▶ Source excerpt:
'''

Hearing Jesus’s words to the Samaritan woman about water that gives eternal life reminds us that even glimpsing the divine in ordinary human encounters—as this woman did in a Jew whom she’d been taught to distrust—the mystical remains. The woman at the well tried to literalize the water of which Jesus spoke.  But she began to imagine a God as an unfathomable font of living water, something essential that slips through our fingers and which we can’t control. Appreciating the mystery of God is a healthy corrective when we are prone to believe we know the mind of God.

Westboro Baptist’s pastor Fred Phelps had, for decades, damned gays to hell. Fred Phelps died this week. Many, including a few former followers, believe he is now encountering a God whom he may not at first recognize, so certain was he of God’s hatred.  But we believe and hope, even for the sake of Fred Phelps, that if the Reverend Phelps did not know God in this life, he knows God the Merciful now.

We preachers, by the way, have a difficult job speaking both with conviction and humble circumspection, of sharing what we believe is a God word while recognizing our limitations and the limitations of human language to express the ineffably Sacred. I’ve considered printing this disclaimer in our worship bulletins: “This preacher tries her best to listen to the holy and preach words of goodness and truth, but you are responsible for your own spiritual discernment. Listen to this sermon at your own risk.” I love what Rhoda has said and which we quote on Open Table’s website: “I love my church because my pastor doesn’t tell me WHAT to think but encourages me TO think!” I love that y’all get that and I think you are also aware that I hit different theological notes in different sermons. Over time I try to play a range of notes as corrective emphases because good theology is nuanced and paradoxical.

'''

▶ Required task:
Pick up the sermon on the Samaritan woman and the mystery of God after its final sentence, and carry it forward.

▶ Available data:

'''

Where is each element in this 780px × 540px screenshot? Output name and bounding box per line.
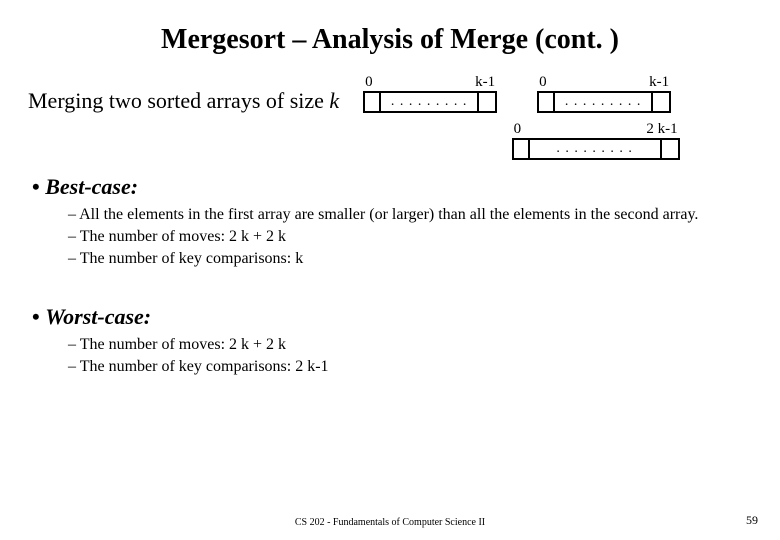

'''

▶ Expected answer:
For today this preacher is asking you to consider two problematic postures before God: at one extreme we cower before an imperious God like fawning subjects – and at the other we cozy up to our personal friendly God who’s there to do our bidding. Scripture pictures God as both the Pillar of Fire—and the Loving Father. Today’s scripture leads me to emphasize God as not entirely approachable.

2. The God Who Is Out Ahead of us is also confirmed in a basic Christian disposition that is forward looking.  The Christian gaze is on the horizon of the new dawn, which is our Easter posture.  Traditionally and ideally churches were built, like this one, oriented toward the East, into the dawn of the new day.  Each Sunday you are facing the direction of the next day with the past behind you. We are oriented toward hope, and the word “oriented”—think about its root in the word “orient”—literally means “to face into the sunrise.” For Christians, our truth North is actually East. Our very orientation should be a hopeful stance, an “East-er” stance, with Easter newness as our defining event and disposition.  Although Christians are rooted in traditions and stories from the past, our “orientation” is toward resurrection and potentiality and change—toward evolution, I might say.  Which brings me to my final and maybe most challenging point.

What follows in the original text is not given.